Start of Data

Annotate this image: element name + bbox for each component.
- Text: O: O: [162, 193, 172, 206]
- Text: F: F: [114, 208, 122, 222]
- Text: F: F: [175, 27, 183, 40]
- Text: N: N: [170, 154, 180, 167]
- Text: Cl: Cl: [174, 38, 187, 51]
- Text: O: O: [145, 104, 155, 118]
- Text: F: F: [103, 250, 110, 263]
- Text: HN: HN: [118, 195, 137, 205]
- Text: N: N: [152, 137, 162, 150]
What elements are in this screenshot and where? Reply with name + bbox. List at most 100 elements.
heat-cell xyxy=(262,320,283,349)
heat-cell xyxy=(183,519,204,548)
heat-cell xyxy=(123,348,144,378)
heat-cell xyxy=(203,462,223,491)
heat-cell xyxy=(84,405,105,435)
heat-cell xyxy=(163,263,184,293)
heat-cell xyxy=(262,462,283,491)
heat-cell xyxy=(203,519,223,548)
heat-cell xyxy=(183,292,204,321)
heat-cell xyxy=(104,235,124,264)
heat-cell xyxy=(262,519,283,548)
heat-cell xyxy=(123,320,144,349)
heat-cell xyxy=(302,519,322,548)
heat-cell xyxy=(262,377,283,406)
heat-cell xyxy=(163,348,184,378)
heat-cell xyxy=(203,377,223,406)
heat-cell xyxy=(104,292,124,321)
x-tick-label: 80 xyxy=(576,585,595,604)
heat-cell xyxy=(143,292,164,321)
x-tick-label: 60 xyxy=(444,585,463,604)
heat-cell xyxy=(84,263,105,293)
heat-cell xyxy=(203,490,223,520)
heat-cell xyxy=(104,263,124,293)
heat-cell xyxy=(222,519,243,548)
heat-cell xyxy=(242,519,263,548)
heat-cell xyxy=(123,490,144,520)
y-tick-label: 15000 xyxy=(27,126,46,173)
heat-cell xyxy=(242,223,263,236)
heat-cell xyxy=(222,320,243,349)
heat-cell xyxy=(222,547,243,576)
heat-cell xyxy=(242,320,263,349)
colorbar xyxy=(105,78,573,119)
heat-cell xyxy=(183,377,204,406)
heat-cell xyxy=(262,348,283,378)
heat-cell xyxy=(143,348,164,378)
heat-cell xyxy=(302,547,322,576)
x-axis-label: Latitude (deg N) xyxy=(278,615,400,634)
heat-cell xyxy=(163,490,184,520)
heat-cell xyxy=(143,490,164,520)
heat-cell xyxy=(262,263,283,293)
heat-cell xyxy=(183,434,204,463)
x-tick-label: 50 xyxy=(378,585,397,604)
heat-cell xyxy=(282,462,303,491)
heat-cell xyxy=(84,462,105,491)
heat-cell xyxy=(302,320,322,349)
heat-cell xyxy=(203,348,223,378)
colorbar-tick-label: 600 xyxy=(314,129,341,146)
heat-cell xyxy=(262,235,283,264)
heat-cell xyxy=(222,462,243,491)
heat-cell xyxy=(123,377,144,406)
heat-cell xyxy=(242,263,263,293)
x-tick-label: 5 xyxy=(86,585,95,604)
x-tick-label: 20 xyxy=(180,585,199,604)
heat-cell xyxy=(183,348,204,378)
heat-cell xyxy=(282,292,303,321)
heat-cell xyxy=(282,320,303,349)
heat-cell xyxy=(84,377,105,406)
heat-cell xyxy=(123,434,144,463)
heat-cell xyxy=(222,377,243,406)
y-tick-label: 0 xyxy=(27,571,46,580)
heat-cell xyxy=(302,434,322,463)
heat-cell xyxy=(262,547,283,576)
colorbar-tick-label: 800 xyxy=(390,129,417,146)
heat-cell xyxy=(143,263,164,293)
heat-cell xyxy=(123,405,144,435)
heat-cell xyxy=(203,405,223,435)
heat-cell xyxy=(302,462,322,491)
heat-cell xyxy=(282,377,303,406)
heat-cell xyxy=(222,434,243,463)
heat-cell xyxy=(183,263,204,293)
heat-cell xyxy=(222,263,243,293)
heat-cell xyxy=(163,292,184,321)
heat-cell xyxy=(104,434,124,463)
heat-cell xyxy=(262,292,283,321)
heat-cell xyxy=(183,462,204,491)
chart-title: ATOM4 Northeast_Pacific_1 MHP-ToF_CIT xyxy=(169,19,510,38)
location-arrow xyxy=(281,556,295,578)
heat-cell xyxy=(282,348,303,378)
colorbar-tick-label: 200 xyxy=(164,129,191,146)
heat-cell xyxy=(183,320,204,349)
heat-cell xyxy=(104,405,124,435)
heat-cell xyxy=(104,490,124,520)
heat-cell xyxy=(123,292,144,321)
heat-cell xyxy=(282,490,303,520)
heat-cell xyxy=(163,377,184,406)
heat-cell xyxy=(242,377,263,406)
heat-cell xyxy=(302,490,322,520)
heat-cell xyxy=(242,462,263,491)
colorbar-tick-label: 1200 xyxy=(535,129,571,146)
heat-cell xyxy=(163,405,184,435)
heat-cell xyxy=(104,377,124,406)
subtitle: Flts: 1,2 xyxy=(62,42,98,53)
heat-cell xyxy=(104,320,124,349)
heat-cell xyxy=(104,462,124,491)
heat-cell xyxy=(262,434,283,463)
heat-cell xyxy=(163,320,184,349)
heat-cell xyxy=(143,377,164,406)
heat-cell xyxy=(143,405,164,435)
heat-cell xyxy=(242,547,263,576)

End of Data

▶ **Set problem**:
Rewrite all the items above, replacing every "x-tick-label" with "x-axis-tick-label" and keeping everything else the same.

▶ **Answer to this problem**:
Annotate this image: element name + bbox for each component.
- Text: O: O: [162, 193, 172, 206]
- Text: F: F: [114, 208, 122, 222]
- Text: F: F: [175, 27, 183, 40]
- Text: N: N: [170, 154, 180, 167]
- Text: Cl: Cl: [174, 38, 187, 51]
- Text: O: O: [145, 104, 155, 118]
- Text: F: F: [103, 250, 110, 263]
- Text: HN: HN: [118, 195, 137, 205]
- Text: N: N: [152, 137, 162, 150]
What elements are in this screenshot and where? Reply with name + bbox. List at most 100 elements.
heat-cell xyxy=(262,320,283,349)
heat-cell xyxy=(183,519,204,548)
heat-cell xyxy=(123,348,144,378)
heat-cell xyxy=(203,462,223,491)
heat-cell xyxy=(84,405,105,435)
heat-cell xyxy=(163,263,184,293)
heat-cell xyxy=(262,462,283,491)
heat-cell xyxy=(203,519,223,548)
heat-cell xyxy=(183,292,204,321)
heat-cell xyxy=(104,235,124,264)
heat-cell xyxy=(262,519,283,548)
heat-cell xyxy=(123,320,144,349)
heat-cell xyxy=(302,519,322,548)
heat-cell xyxy=(262,377,283,406)
heat-cell xyxy=(163,348,184,378)
heat-cell xyxy=(203,377,223,406)
heat-cell xyxy=(104,292,124,321)
x-axis-tick-label: 80 xyxy=(576,585,595,604)
heat-cell xyxy=(143,292,164,321)
x-axis-tick-label: 60 xyxy=(444,585,463,604)
heat-cell xyxy=(84,263,105,293)
heat-cell xyxy=(203,490,223,520)
heat-cell xyxy=(104,263,124,293)
heat-cell xyxy=(222,519,243,548)
heat-cell xyxy=(242,519,263,548)
heat-cell xyxy=(123,490,144,520)
y-tick-label: 15000 xyxy=(27,126,46,173)
heat-cell xyxy=(242,223,263,236)
heat-cell xyxy=(222,320,243,349)
heat-cell xyxy=(222,547,243,576)
heat-cell xyxy=(242,320,263,349)
colorbar xyxy=(105,78,573,119)
heat-cell xyxy=(183,377,204,406)
heat-cell xyxy=(262,348,283,378)
heat-cell xyxy=(143,348,164,378)
heat-cell xyxy=(302,547,322,576)
x-axis-label: Latitude (deg N) xyxy=(278,615,400,634)
heat-cell xyxy=(163,490,184,520)
heat-cell xyxy=(143,490,164,520)
heat-cell xyxy=(262,263,283,293)
heat-cell xyxy=(183,434,204,463)
x-axis-tick-label: 50 xyxy=(378,585,397,604)
heat-cell xyxy=(282,462,303,491)
heat-cell xyxy=(84,462,105,491)
heat-cell xyxy=(302,320,322,349)
heat-cell xyxy=(203,348,223,378)
colorbar-tick-label: 600 xyxy=(314,129,341,146)
heat-cell xyxy=(262,235,283,264)
heat-cell xyxy=(222,462,243,491)
heat-cell xyxy=(123,377,144,406)
heat-cell xyxy=(242,263,263,293)
x-axis-tick-label: 5 xyxy=(86,585,95,604)
x-axis-tick-label: 20 xyxy=(180,585,199,604)
heat-cell xyxy=(183,348,204,378)
heat-cell xyxy=(282,292,303,321)
heat-cell xyxy=(282,320,303,349)
heat-cell xyxy=(84,377,105,406)
heat-cell xyxy=(123,434,144,463)
heat-cell xyxy=(222,377,243,406)
y-tick-label: 0 xyxy=(27,571,46,580)
heat-cell xyxy=(302,434,322,463)
heat-cell xyxy=(262,547,283,576)
colorbar-tick-label: 800 xyxy=(390,129,417,146)
heat-cell xyxy=(143,263,164,293)
heat-cell xyxy=(123,405,144,435)
heat-cell xyxy=(203,405,223,435)
heat-cell xyxy=(302,462,322,491)
heat-cell xyxy=(282,377,303,406)
heat-cell xyxy=(222,434,243,463)
heat-cell xyxy=(183,263,204,293)
heat-cell xyxy=(222,263,243,293)
heat-cell xyxy=(163,292,184,321)
heat-cell xyxy=(104,434,124,463)
heat-cell xyxy=(262,292,283,321)
heat-cell xyxy=(183,462,204,491)
chart-title: ATOM4 Northeast_Pacific_1 MHP-ToF_CIT xyxy=(169,19,510,38)
location-arrow xyxy=(281,556,295,578)
heat-cell xyxy=(282,348,303,378)
colorbar-tick-label: 200 xyxy=(164,129,191,146)
heat-cell xyxy=(183,320,204,349)
heat-cell xyxy=(104,405,124,435)
heat-cell xyxy=(104,490,124,520)
heat-cell xyxy=(123,292,144,321)
heat-cell xyxy=(282,490,303,520)
heat-cell xyxy=(163,377,184,406)
heat-cell xyxy=(242,377,263,406)
heat-cell xyxy=(302,490,322,520)
heat-cell xyxy=(242,462,263,491)
colorbar-tick-label: 1200 xyxy=(535,129,571,146)
heat-cell xyxy=(163,405,184,435)
heat-cell xyxy=(104,377,124,406)
subtitle: Flts: 1,2 xyxy=(62,42,98,53)
heat-cell xyxy=(104,320,124,349)
heat-cell xyxy=(104,462,124,491)
heat-cell xyxy=(262,434,283,463)
heat-cell xyxy=(163,320,184,349)
heat-cell xyxy=(143,377,164,406)
heat-cell xyxy=(143,405,164,435)
heat-cell xyxy=(242,547,263,576)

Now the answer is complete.